[Stored entries]
====================

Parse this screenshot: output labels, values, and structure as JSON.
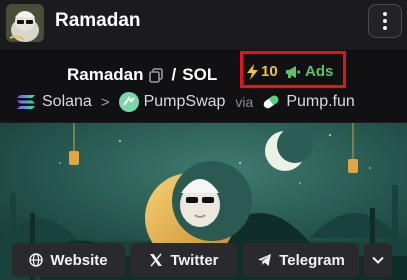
{
  "header": {
    "title": "Ramadan",
    "avatar_icon": "cat-avatar-icon",
    "menu_icon": "vertical-dots-icon"
  },
  "token": {
    "name": "Ramadan",
    "separator": "/",
    "quote": "SOL",
    "boost_count": "10",
    "ads_label": "Ads"
  },
  "route": {
    "chain": "Solana",
    "dex": "PumpSwap",
    "dex_badge": "SWAP",
    "via": "via",
    "source": "Pump.fun"
  },
  "actions": {
    "website": "Website",
    "twitter": "Twitter",
    "telegram": "Telegram"
  },
  "colors": {
    "highlight": "#e3141b",
    "boost": "#f2c230",
    "ads": "#5cc36a"
  }
}
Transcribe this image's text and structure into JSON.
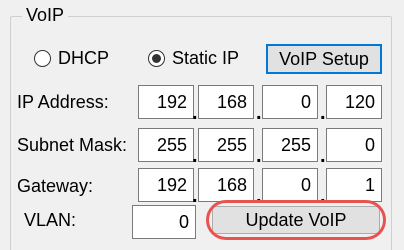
{
  "group": {
    "title": "VoIP"
  },
  "mode": {
    "dhcp_label": "DHCP",
    "static_label": "Static IP",
    "selected": "Static IP"
  },
  "buttons": {
    "setup_label": "VoIP Setup",
    "update_label": "Update VoIP"
  },
  "rows": {
    "ip": {
      "label": "IP Address:",
      "octets": [
        "192",
        "168",
        "0",
        "120"
      ]
    },
    "subnet": {
      "label": "Subnet Mask:",
      "octets": [
        "255",
        "255",
        "255",
        "0"
      ]
    },
    "gateway": {
      "label": "Gateway:",
      "octets": [
        "192",
        "168",
        "0",
        "1"
      ]
    }
  },
  "vlan": {
    "label": "VLAN:",
    "value": "0"
  },
  "colors": {
    "focus_border": "#0078d7",
    "highlight_ring": "#e8524f",
    "background": "#f0f0f0"
  }
}
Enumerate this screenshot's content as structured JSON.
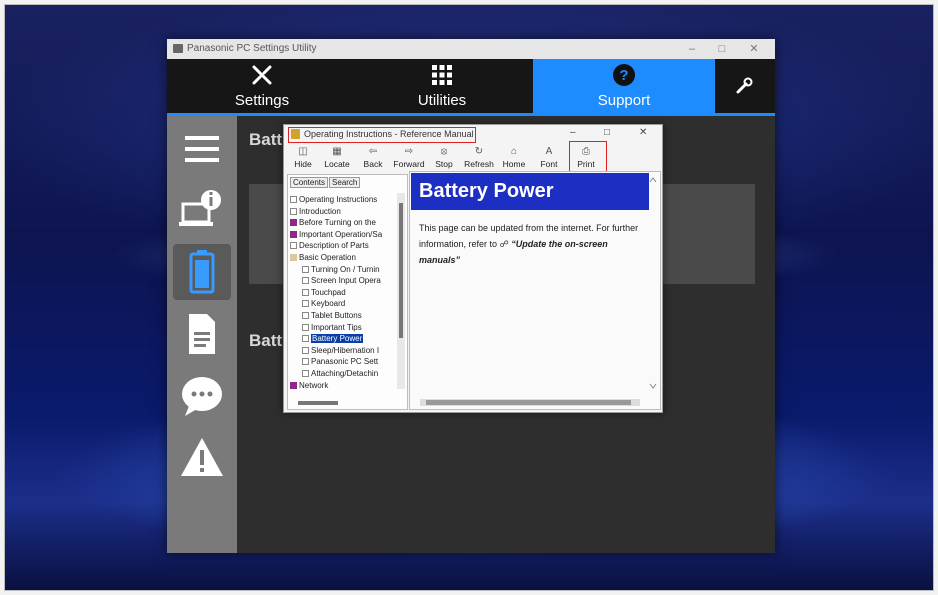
{
  "app": {
    "title": "Panasonic PC Settings Utility",
    "nav_tabs": [
      {
        "label": "Settings",
        "icon": "tools-icon"
      },
      {
        "label": "Utilities",
        "icon": "grid-icon"
      },
      {
        "label": "Support",
        "icon": "help-icon"
      }
    ],
    "wrench": "wrench-icon",
    "content_heading_1": "Batt",
    "content_heading_2": "Batt"
  },
  "help": {
    "title": "Operating Instructions - Reference Manual",
    "toolbar": [
      "Hide",
      "Locate",
      "Back",
      "Forward",
      "Stop",
      "Refresh",
      "Home",
      "Font",
      "Print"
    ],
    "tree_tabs": [
      "Contents",
      "Search"
    ],
    "tree_items": [
      "Operating Instructions",
      "Introduction",
      "Before Turning on the",
      "Important Operation/Sa",
      "Description of Parts",
      "Basic Operation",
      "Turning On / Turnin",
      "Screen Input Opera",
      "Touchpad",
      "Keyboard",
      "Tablet Buttons",
      "Important Tips",
      "Battery Power",
      "Sleep/Hibernation I",
      "Panasonic PC Sett",
      "Attaching/Detachin",
      "Network"
    ],
    "page_title": "Battery Power",
    "body_text": "This page can be updated from the internet. For further information, refer to",
    "body_link": "“Update the on-screen manuals”"
  },
  "colors": {
    "accent": "#1e8bff",
    "banner": "#1d2ec3",
    "highlight": "#e02020"
  }
}
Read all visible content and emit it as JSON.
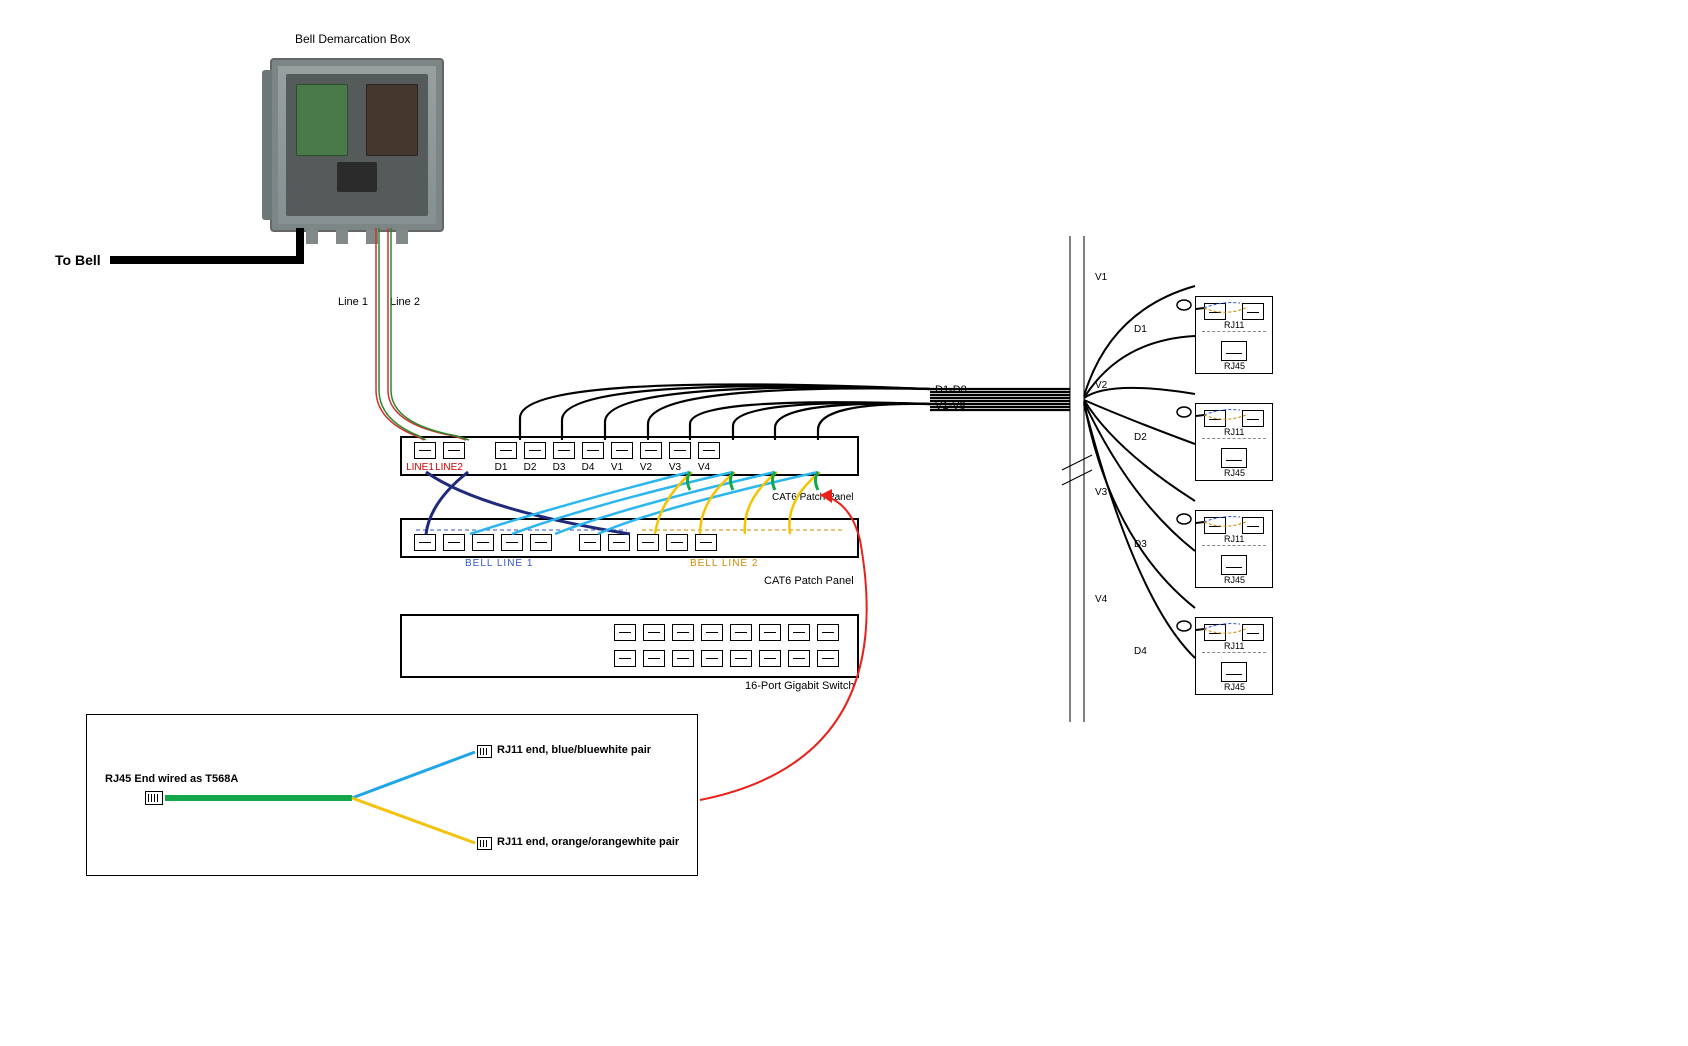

====================

* JOB: Leave out the pictures, and extract exactly the lines from the one with "Enumerate this screenshot's" through the end of the records, both ends included.

* EXERCISE RESPONSE:
Enumerate this screenshot's content as structured JSON.
{
  "app": {
    "title": "Panasonic PC Settings Utility",
    "nav_tabs": [
      {
        "label": "Settings",
        "icon": "tools-icon"
      },
      {
        "label": "Utilities",
        "icon": "grid-icon"
      },
      {
        "label": "Support",
        "icon": "help-icon"
      }
    ],
    "wrench": "wrench-icon",
    "content_heading_1": "Batt",
    "content_heading_2": "Batt"
  },
  "help": {
    "title": "Operating Instructions - Reference Manual",
    "toolbar": [
      "Hide",
      "Locate",
      "Back",
      "Forward",
      "Stop",
      "Refresh",
      "Home",
      "Font",
      "Print"
    ],
    "tree_tabs": [
      "Contents",
      "Search"
    ],
    "tree_items": [
      "Operating Instructions",
      "Introduction",
      "Before Turning on the",
      "Important Operation/Sa",
      "Description of Parts",
      "Basic Operation",
      "Turning On / Turnin",
      "Screen Input Opera",
      "Touchpad",
      "Keyboard",
      "Tablet Buttons",
      "Important Tips",
      "Battery Power",
      "Sleep/Hibernation I",
      "Panasonic PC Sett",
      "Attaching/Detachin",
      "Network"
    ],
    "page_title": "Battery Power",
    "body_text": "This page can be updated from the internet. For further information, refer to",
    "body_link": "“Update the on-screen manuals”"
  },
  "colors": {
    "accent": "#1e8bff",
    "banner": "#1d2ec3",
    "highlight": "#e02020"
  }
}
Read all visible content and emit it as JSON.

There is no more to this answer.